* Aim of the exercise *
Extract each line of the material that follows exactly and omit its pictures.

* Material for the task *
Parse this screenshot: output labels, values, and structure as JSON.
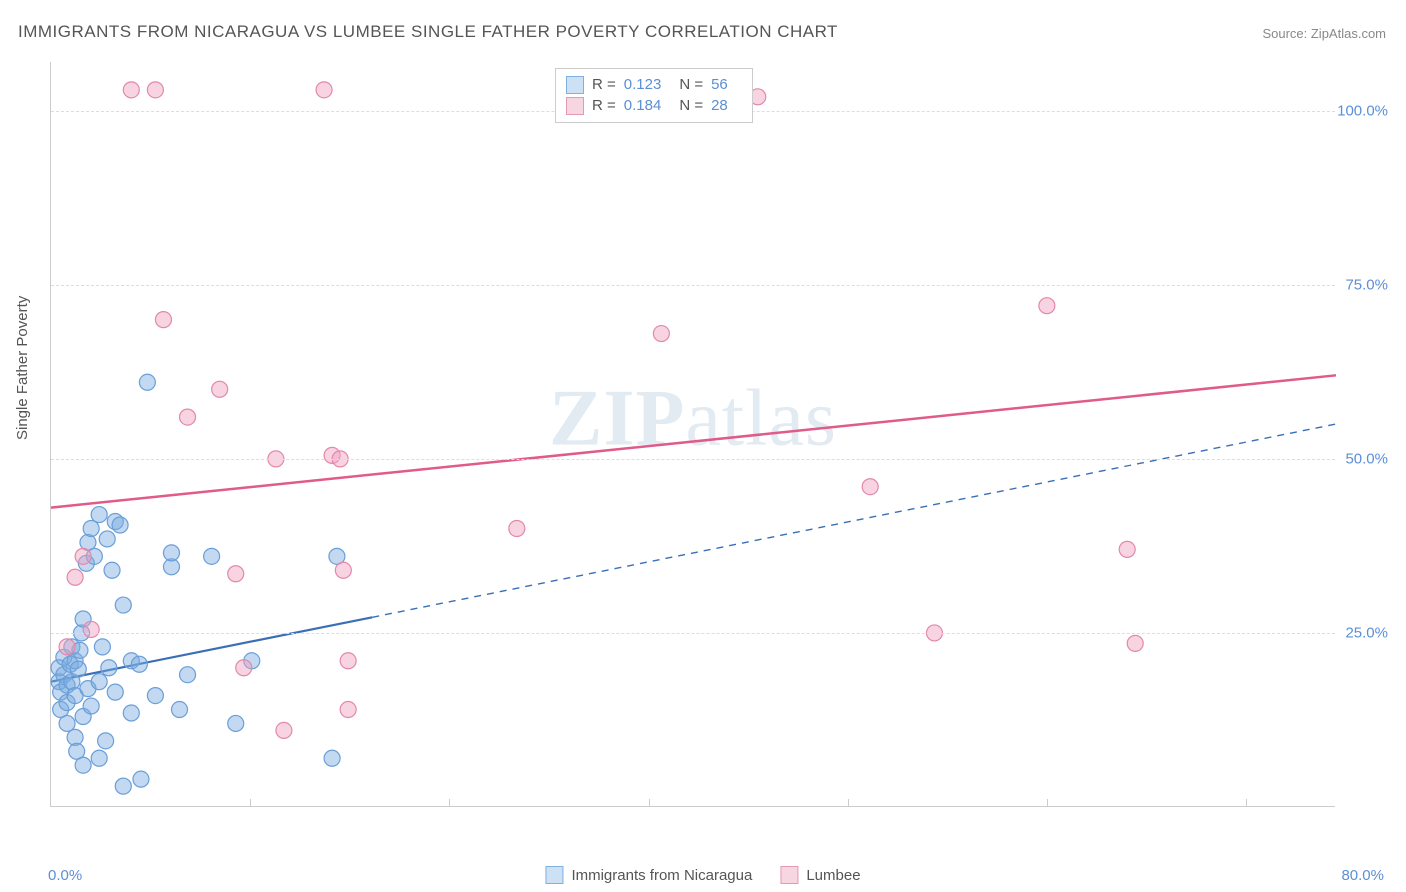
{
  "title": "IMMIGRANTS FROM NICARAGUA VS LUMBEE SINGLE FATHER POVERTY CORRELATION CHART",
  "source": "Source: ZipAtlas.com",
  "ylabel": "Single Father Poverty",
  "watermark_a": "ZIP",
  "watermark_b": "atlas",
  "chart": {
    "type": "scatter",
    "xlim": [
      0,
      80
    ],
    "ylim": [
      0,
      107
    ],
    "xtick_min_label": "0.0%",
    "xtick_max_label": "80.0%",
    "yticks": [
      25,
      50,
      75,
      100
    ],
    "ytick_labels": [
      "25.0%",
      "50.0%",
      "75.0%",
      "100.0%"
    ],
    "xticks_minor": [
      12.4,
      24.8,
      37.2,
      49.6,
      62.0,
      74.4
    ],
    "background_color": "#ffffff",
    "grid_color": "#dddddd",
    "axis_color": "#cccccc",
    "tick_label_color": "#5b8fd6",
    "marker_radius": 8,
    "marker_stroke_width": 1.2,
    "series": [
      {
        "id": "nicaragua",
        "label": "Immigrants from Nicaragua",
        "fill": "rgba(120, 170, 225, 0.45)",
        "stroke": "#6a9ed8",
        "swatch_fill": "#cde1f5",
        "swatch_border": "#7fb0e0",
        "R": "0.123",
        "N": "56",
        "trend": {
          "x1": 0,
          "y1": 18,
          "x2": 80,
          "y2": 55,
          "solid_until_x": 20,
          "color": "#3a6fb7",
          "width": 2.2
        },
        "points": [
          [
            0.5,
            18
          ],
          [
            0.5,
            20
          ],
          [
            0.6,
            16.5
          ],
          [
            0.6,
            14
          ],
          [
            0.8,
            19
          ],
          [
            0.8,
            21.5
          ],
          [
            1.0,
            17.5
          ],
          [
            1.0,
            15
          ],
          [
            1.0,
            12
          ],
          [
            1.2,
            20.5
          ],
          [
            1.3,
            18
          ],
          [
            1.3,
            23
          ],
          [
            1.5,
            21
          ],
          [
            1.5,
            16
          ],
          [
            1.5,
            10
          ],
          [
            1.6,
            8
          ],
          [
            1.7,
            19.8
          ],
          [
            1.8,
            22.5
          ],
          [
            1.9,
            25
          ],
          [
            2.0,
            27
          ],
          [
            2.0,
            13
          ],
          [
            2.0,
            6
          ],
          [
            2.2,
            35
          ],
          [
            2.3,
            38
          ],
          [
            2.3,
            17
          ],
          [
            2.5,
            40
          ],
          [
            2.5,
            14.5
          ],
          [
            2.7,
            36
          ],
          [
            3.0,
            42
          ],
          [
            3.0,
            18
          ],
          [
            3.0,
            7
          ],
          [
            3.2,
            23
          ],
          [
            3.4,
            9.5
          ],
          [
            3.5,
            38.5
          ],
          [
            3.6,
            20
          ],
          [
            3.8,
            34
          ],
          [
            4.0,
            41
          ],
          [
            4.0,
            16.5
          ],
          [
            4.3,
            40.5
          ],
          [
            4.5,
            29
          ],
          [
            4.5,
            3
          ],
          [
            5.0,
            13.5
          ],
          [
            5.0,
            21
          ],
          [
            5.5,
            20.5
          ],
          [
            5.6,
            4
          ],
          [
            6.0,
            61
          ],
          [
            6.5,
            16
          ],
          [
            7.5,
            34.5
          ],
          [
            7.5,
            36.5
          ],
          [
            8.0,
            14
          ],
          [
            8.5,
            19
          ],
          [
            10.0,
            36
          ],
          [
            11.5,
            12
          ],
          [
            12.5,
            21
          ],
          [
            17.5,
            7
          ],
          [
            17.8,
            36
          ]
        ]
      },
      {
        "id": "lumbee",
        "label": "Lumbee",
        "fill": "rgba(240, 160, 190, 0.45)",
        "stroke": "#e388a8",
        "swatch_fill": "#f7d6e2",
        "swatch_border": "#e49ab6",
        "R": "0.184",
        "N": "28",
        "trend": {
          "x1": 0,
          "y1": 43,
          "x2": 80,
          "y2": 62,
          "solid_until_x": 80,
          "color": "#e05a8a",
          "width": 2.5
        },
        "points": [
          [
            1.0,
            23
          ],
          [
            1.5,
            33
          ],
          [
            2.0,
            36
          ],
          [
            2.5,
            25.5
          ],
          [
            5.0,
            103
          ],
          [
            6.5,
            103
          ],
          [
            7.0,
            70
          ],
          [
            8.5,
            56
          ],
          [
            10.5,
            60
          ],
          [
            11.5,
            33.5
          ],
          [
            12.0,
            20
          ],
          [
            14.0,
            50
          ],
          [
            14.5,
            11
          ],
          [
            17.0,
            103
          ],
          [
            17.5,
            50.5
          ],
          [
            18.0,
            50
          ],
          [
            18.2,
            34
          ],
          [
            18.5,
            14
          ],
          [
            18.5,
            21
          ],
          [
            29.0,
            40
          ],
          [
            38.0,
            68
          ],
          [
            40.5,
            103
          ],
          [
            51.0,
            46
          ],
          [
            55.0,
            25
          ],
          [
            62.0,
            72
          ],
          [
            67.0,
            37
          ],
          [
            67.5,
            23.5
          ],
          [
            44.0,
            102
          ]
        ]
      }
    ]
  },
  "stats_legend": {
    "R_label": "R =",
    "N_label": "N ="
  },
  "bottom_legend_labels": [
    "Immigrants from Nicaragua",
    "Lumbee"
  ]
}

* Task solution *
Parse this screenshot: output labels, values, and structure as JSON.
{
  "title": "IMMIGRANTS FROM NICARAGUA VS LUMBEE SINGLE FATHER POVERTY CORRELATION CHART",
  "source": "Source: ZipAtlas.com",
  "ylabel": "Single Father Poverty",
  "watermark_a": "ZIP",
  "watermark_b": "atlas",
  "chart": {
    "type": "scatter",
    "xlim": [
      0,
      80
    ],
    "ylim": [
      0,
      107
    ],
    "xtick_min_label": "0.0%",
    "xtick_max_label": "80.0%",
    "yticks": [
      25,
      50,
      75,
      100
    ],
    "ytick_labels": [
      "25.0%",
      "50.0%",
      "75.0%",
      "100.0%"
    ],
    "xticks_minor": [
      12.4,
      24.8,
      37.2,
      49.6,
      62.0,
      74.4
    ],
    "background_color": "#ffffff",
    "grid_color": "#dddddd",
    "axis_color": "#cccccc",
    "tick_label_color": "#5b8fd6",
    "marker_radius": 8,
    "marker_stroke_width": 1.2,
    "series": [
      {
        "id": "nicaragua",
        "label": "Immigrants from Nicaragua",
        "fill": "rgba(120, 170, 225, 0.45)",
        "stroke": "#6a9ed8",
        "swatch_fill": "#cde1f5",
        "swatch_border": "#7fb0e0",
        "R": "0.123",
        "N": "56",
        "trend": {
          "x1": 0,
          "y1": 18,
          "x2": 80,
          "y2": 55,
          "solid_until_x": 20,
          "color": "#3a6fb7",
          "width": 2.2
        },
        "points": [
          [
            0.5,
            18
          ],
          [
            0.5,
            20
          ],
          [
            0.6,
            16.5
          ],
          [
            0.6,
            14
          ],
          [
            0.8,
            19
          ],
          [
            0.8,
            21.5
          ],
          [
            1.0,
            17.5
          ],
          [
            1.0,
            15
          ],
          [
            1.0,
            12
          ],
          [
            1.2,
            20.5
          ],
          [
            1.3,
            18
          ],
          [
            1.3,
            23
          ],
          [
            1.5,
            21
          ],
          [
            1.5,
            16
          ],
          [
            1.5,
            10
          ],
          [
            1.6,
            8
          ],
          [
            1.7,
            19.8
          ],
          [
            1.8,
            22.5
          ],
          [
            1.9,
            25
          ],
          [
            2.0,
            27
          ],
          [
            2.0,
            13
          ],
          [
            2.0,
            6
          ],
          [
            2.2,
            35
          ],
          [
            2.3,
            38
          ],
          [
            2.3,
            17
          ],
          [
            2.5,
            40
          ],
          [
            2.5,
            14.5
          ],
          [
            2.7,
            36
          ],
          [
            3.0,
            42
          ],
          [
            3.0,
            18
          ],
          [
            3.0,
            7
          ],
          [
            3.2,
            23
          ],
          [
            3.4,
            9.5
          ],
          [
            3.5,
            38.5
          ],
          [
            3.6,
            20
          ],
          [
            3.8,
            34
          ],
          [
            4.0,
            41
          ],
          [
            4.0,
            16.5
          ],
          [
            4.3,
            40.5
          ],
          [
            4.5,
            29
          ],
          [
            4.5,
            3
          ],
          [
            5.0,
            13.5
          ],
          [
            5.0,
            21
          ],
          [
            5.5,
            20.5
          ],
          [
            5.6,
            4
          ],
          [
            6.0,
            61
          ],
          [
            6.5,
            16
          ],
          [
            7.5,
            34.5
          ],
          [
            7.5,
            36.5
          ],
          [
            8.0,
            14
          ],
          [
            8.5,
            19
          ],
          [
            10.0,
            36
          ],
          [
            11.5,
            12
          ],
          [
            12.5,
            21
          ],
          [
            17.5,
            7
          ],
          [
            17.8,
            36
          ]
        ]
      },
      {
        "id": "lumbee",
        "label": "Lumbee",
        "fill": "rgba(240, 160, 190, 0.45)",
        "stroke": "#e388a8",
        "swatch_fill": "#f7d6e2",
        "swatch_border": "#e49ab6",
        "R": "0.184",
        "N": "28",
        "trend": {
          "x1": 0,
          "y1": 43,
          "x2": 80,
          "y2": 62,
          "solid_until_x": 80,
          "color": "#e05a8a",
          "width": 2.5
        },
        "points": [
          [
            1.0,
            23
          ],
          [
            1.5,
            33
          ],
          [
            2.0,
            36
          ],
          [
            2.5,
            25.5
          ],
          [
            5.0,
            103
          ],
          [
            6.5,
            103
          ],
          [
            7.0,
            70
          ],
          [
            8.5,
            56
          ],
          [
            10.5,
            60
          ],
          [
            11.5,
            33.5
          ],
          [
            12.0,
            20
          ],
          [
            14.0,
            50
          ],
          [
            14.5,
            11
          ],
          [
            17.0,
            103
          ],
          [
            17.5,
            50.5
          ],
          [
            18.0,
            50
          ],
          [
            18.2,
            34
          ],
          [
            18.5,
            14
          ],
          [
            18.5,
            21
          ],
          [
            29.0,
            40
          ],
          [
            38.0,
            68
          ],
          [
            40.5,
            103
          ],
          [
            51.0,
            46
          ],
          [
            55.0,
            25
          ],
          [
            62.0,
            72
          ],
          [
            67.0,
            37
          ],
          [
            67.5,
            23.5
          ],
          [
            44.0,
            102
          ]
        ]
      }
    ]
  },
  "stats_legend": {
    "R_label": "R =",
    "N_label": "N ="
  },
  "bottom_legend_labels": [
    "Immigrants from Nicaragua",
    "Lumbee"
  ]
}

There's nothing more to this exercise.